* [Exercise instructions]: Go through the entries one line at a time, and gather every line that has the word "CAMPELLO".

※ ※ ※

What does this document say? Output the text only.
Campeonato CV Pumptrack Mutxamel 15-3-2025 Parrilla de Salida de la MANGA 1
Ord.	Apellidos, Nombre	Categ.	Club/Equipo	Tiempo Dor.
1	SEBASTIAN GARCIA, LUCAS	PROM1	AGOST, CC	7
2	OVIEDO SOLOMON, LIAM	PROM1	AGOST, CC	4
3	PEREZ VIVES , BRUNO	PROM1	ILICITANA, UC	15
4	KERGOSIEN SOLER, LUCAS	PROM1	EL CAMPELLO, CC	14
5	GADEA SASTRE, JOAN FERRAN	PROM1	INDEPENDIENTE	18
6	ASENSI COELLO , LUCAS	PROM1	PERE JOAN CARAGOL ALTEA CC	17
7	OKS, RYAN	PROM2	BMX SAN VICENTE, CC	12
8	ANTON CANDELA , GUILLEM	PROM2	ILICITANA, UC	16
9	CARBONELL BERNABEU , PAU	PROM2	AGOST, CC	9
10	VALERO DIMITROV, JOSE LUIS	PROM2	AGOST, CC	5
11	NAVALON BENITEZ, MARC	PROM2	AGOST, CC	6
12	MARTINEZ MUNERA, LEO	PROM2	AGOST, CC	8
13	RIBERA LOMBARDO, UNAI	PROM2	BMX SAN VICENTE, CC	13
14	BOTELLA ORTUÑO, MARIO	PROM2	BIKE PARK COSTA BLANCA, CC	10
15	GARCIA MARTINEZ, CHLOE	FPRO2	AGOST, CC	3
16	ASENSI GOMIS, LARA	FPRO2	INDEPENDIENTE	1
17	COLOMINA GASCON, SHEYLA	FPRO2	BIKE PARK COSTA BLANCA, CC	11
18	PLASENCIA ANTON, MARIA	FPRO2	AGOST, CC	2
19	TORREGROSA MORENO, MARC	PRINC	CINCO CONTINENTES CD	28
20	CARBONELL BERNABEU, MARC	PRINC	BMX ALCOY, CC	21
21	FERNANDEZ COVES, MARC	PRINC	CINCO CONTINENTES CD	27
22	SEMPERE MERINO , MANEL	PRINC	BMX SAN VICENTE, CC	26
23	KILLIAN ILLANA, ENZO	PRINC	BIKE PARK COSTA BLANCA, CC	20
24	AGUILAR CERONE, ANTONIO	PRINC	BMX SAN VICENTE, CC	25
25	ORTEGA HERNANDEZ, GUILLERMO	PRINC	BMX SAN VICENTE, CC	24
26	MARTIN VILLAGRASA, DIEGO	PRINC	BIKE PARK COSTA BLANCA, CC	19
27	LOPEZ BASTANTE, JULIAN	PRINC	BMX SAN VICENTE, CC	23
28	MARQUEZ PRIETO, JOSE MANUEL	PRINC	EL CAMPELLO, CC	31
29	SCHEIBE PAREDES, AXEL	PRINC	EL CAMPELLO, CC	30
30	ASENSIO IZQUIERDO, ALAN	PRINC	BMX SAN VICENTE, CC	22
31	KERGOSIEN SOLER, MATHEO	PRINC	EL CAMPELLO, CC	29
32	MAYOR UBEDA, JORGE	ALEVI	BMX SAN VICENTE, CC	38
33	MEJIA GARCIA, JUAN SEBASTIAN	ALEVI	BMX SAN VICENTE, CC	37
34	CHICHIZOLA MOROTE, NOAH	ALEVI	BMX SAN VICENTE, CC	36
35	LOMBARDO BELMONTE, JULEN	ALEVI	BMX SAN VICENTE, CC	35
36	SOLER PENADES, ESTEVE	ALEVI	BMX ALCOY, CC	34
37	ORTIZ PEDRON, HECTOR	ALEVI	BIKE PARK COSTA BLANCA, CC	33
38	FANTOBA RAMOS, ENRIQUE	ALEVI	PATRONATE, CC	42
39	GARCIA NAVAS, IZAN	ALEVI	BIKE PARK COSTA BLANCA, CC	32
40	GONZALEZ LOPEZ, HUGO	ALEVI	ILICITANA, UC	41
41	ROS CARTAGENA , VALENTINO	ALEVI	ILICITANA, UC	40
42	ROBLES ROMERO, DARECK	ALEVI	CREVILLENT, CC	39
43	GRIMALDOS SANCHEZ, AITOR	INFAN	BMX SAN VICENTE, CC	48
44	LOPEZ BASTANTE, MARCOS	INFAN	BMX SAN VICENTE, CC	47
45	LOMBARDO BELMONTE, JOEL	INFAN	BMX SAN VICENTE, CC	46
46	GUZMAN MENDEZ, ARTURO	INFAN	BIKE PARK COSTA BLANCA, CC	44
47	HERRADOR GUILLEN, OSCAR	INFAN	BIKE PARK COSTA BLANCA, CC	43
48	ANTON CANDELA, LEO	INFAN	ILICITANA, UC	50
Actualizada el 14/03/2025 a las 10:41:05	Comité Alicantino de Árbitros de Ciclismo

※ ※ ※

* [Solution for this task]:
4	KERGOSIEN SOLER, LUCAS	PROM1	EL CAMPELLO, CC	14
28	MARQUEZ PRIETO, JOSE MANUEL	PRINC	EL CAMPELLO, CC	31
29	SCHEIBE PAREDES, AXEL	PRINC	EL CAMPELLO, CC	30
31	KERGOSIEN SOLER, MATHEO	PRINC	EL CAMPELLO, CC	29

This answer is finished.